»»

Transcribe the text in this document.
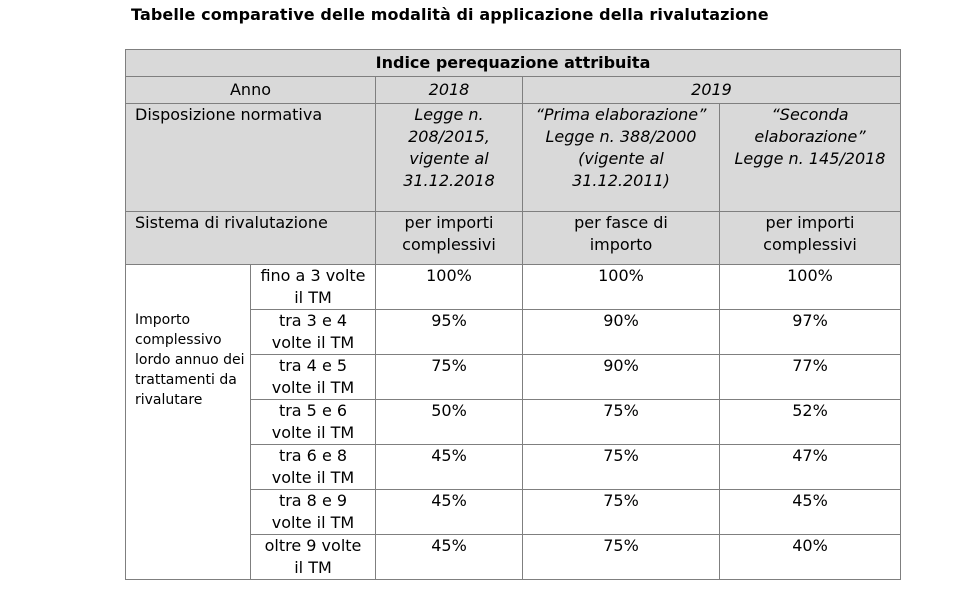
Tabelle comparative delle modalità di applicazione della rivalutazione
Indice perequazione attribuita				
Anno		2018	2019	
Disposizione normativa		Legge n. 208/2015, vigente al 31.12.2018	“Prima elaborazione” Legge n. 388/2000 (vigente al 31.12.2011)	“Seconda elaborazione” Legge n. 145/2018
Sistema di rivalutazione		per importi complessivi	per fasce di importo	per importi complessivi
Importo complessivo lordo annuo dei trattamenti da rivalutare	fino a 3 volte il TM	100%	100%	100%
	tra 3 e 4 volte il TM	95%	90%	97%
	tra 4 e 5 volte il TM	75%	90%	77%
	tra 5 e 6 volte il TM	50%	75%	52%
	tra 6 e 8 volte il TM	45%	75%	47%
	tra 8 e 9 volte il TM	45%	75%	45%
	oltre 9 volte il TM	45%	75%	40%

««

--- Given instruction ---
Without the pictures, reproduce every line of the records above exactly.

--- Answer to this task ---
Transcribe the text in this document.
Tabelle comparative delle modalità di applicazione della rivalutazione
Indice perequazione attribuita				
Anno		2018	2019	
Disposizione normativa		Legge n. 208/2015, vigente al 31.12.2018	“Prima elaborazione” Legge n. 388/2000 (vigente al 31.12.2011)	“Seconda elaborazione” Legge n. 145/2018
Sistema di rivalutazione		per importi complessivi	per fasce di importo	per importi complessivi
Importo complessivo lordo annuo dei trattamenti da rivalutare	fino a 3 volte il TM	100%	100%	100%
	tra 3 e 4 volte il TM	95%	90%	97%
	tra 4 e 5 volte il TM	75%	90%	77%
	tra 5 e 6 volte il TM	50%	75%	52%
	tra 6 e 8 volte il TM	45%	75%	47%
	tra 8 e 9 volte il TM	45%	75%	45%
	oltre 9 volte il TM	45%	75%	40%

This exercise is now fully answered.